» **Description of the task**: Collect every line in the records below that contains the word "phẩm".

» **Input records**:
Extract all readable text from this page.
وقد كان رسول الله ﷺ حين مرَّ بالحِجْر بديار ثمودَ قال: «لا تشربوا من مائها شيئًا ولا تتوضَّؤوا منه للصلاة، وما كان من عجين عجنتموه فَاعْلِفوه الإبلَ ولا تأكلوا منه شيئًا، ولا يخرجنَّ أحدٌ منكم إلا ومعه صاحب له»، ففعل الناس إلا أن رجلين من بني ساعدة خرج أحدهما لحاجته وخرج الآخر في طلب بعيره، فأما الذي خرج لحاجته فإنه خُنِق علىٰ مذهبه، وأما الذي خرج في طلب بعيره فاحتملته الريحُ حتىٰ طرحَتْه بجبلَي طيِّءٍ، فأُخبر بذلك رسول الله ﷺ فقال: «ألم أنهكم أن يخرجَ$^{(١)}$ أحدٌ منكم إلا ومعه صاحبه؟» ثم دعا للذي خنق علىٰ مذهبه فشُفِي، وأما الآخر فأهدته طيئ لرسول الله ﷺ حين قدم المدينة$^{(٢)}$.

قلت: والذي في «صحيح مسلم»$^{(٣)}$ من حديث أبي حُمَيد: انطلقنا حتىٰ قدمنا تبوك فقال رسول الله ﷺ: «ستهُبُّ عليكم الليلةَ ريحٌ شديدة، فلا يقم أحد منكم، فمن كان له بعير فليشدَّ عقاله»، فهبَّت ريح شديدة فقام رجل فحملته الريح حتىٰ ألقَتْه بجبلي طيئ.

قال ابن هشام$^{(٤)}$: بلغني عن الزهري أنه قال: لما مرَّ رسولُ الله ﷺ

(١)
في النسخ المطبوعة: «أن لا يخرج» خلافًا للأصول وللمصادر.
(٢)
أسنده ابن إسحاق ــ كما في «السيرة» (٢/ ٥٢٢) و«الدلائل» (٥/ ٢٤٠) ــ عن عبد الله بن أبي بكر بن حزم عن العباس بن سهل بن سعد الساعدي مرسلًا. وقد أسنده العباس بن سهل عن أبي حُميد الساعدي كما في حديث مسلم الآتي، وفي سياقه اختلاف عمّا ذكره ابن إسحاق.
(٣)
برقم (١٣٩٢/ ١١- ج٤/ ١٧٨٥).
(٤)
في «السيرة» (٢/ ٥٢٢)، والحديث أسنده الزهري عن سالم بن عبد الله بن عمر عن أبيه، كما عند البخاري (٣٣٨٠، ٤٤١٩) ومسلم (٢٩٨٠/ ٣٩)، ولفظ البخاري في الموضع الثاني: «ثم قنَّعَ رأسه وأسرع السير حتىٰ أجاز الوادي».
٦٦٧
--
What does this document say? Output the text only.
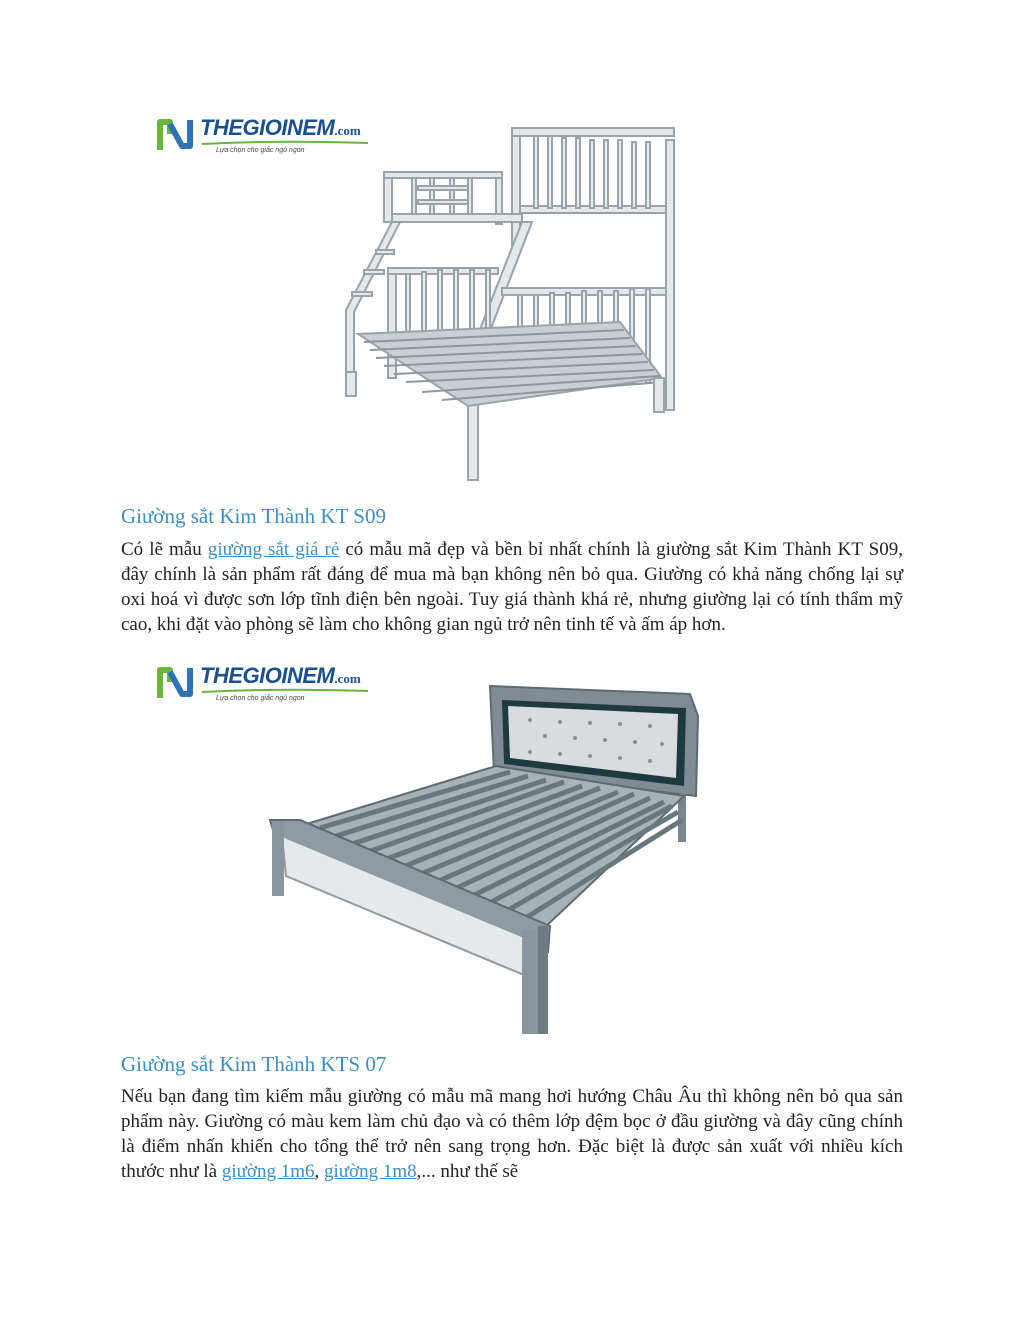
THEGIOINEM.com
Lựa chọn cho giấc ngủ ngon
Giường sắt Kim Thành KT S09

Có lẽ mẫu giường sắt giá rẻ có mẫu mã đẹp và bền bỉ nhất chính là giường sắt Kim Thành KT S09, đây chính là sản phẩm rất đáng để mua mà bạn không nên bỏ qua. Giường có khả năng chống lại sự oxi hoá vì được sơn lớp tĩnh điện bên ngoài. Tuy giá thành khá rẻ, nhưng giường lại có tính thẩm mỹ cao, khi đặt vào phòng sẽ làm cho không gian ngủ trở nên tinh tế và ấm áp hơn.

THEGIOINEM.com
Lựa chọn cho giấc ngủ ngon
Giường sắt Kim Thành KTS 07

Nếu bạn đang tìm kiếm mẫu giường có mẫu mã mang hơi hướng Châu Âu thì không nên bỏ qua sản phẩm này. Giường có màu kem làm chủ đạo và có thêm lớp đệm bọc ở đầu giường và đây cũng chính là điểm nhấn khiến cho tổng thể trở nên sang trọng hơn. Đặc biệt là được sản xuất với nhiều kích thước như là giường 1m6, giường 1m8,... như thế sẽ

» **Right answer**:
Có lẽ mẫu giường sắt giá rẻ có mẫu mã đẹp và bền bỉ nhất chính là giường sắt Kim Thành KT S09, đây chính là sản phẩm rất đáng để mua mà bạn không nên bỏ qua. Giường có khả năng chống lại sự oxi hoá vì được sơn lớp tĩnh điện bên ngoài. Tuy giá thành khá rẻ, nhưng giường lại có tính thẩm mỹ cao, khi đặt vào phòng sẽ làm cho không gian ngủ trở nên tinh tế và ấm áp hơn.
Nếu bạn đang tìm kiếm mẫu giường có mẫu mã mang hơi hướng Châu Âu thì không nên bỏ qua sản phẩm này. Giường có màu kem làm chủ đạo và có thêm lớp đệm bọc ở đầu giường và đây cũng chính là điểm nhấn khiến cho tổng thể trở nên sang trọng hơn. Đặc biệt là được sản xuất với nhiều kích thước như là giường 1m6, giường 1m8,... như thế sẽ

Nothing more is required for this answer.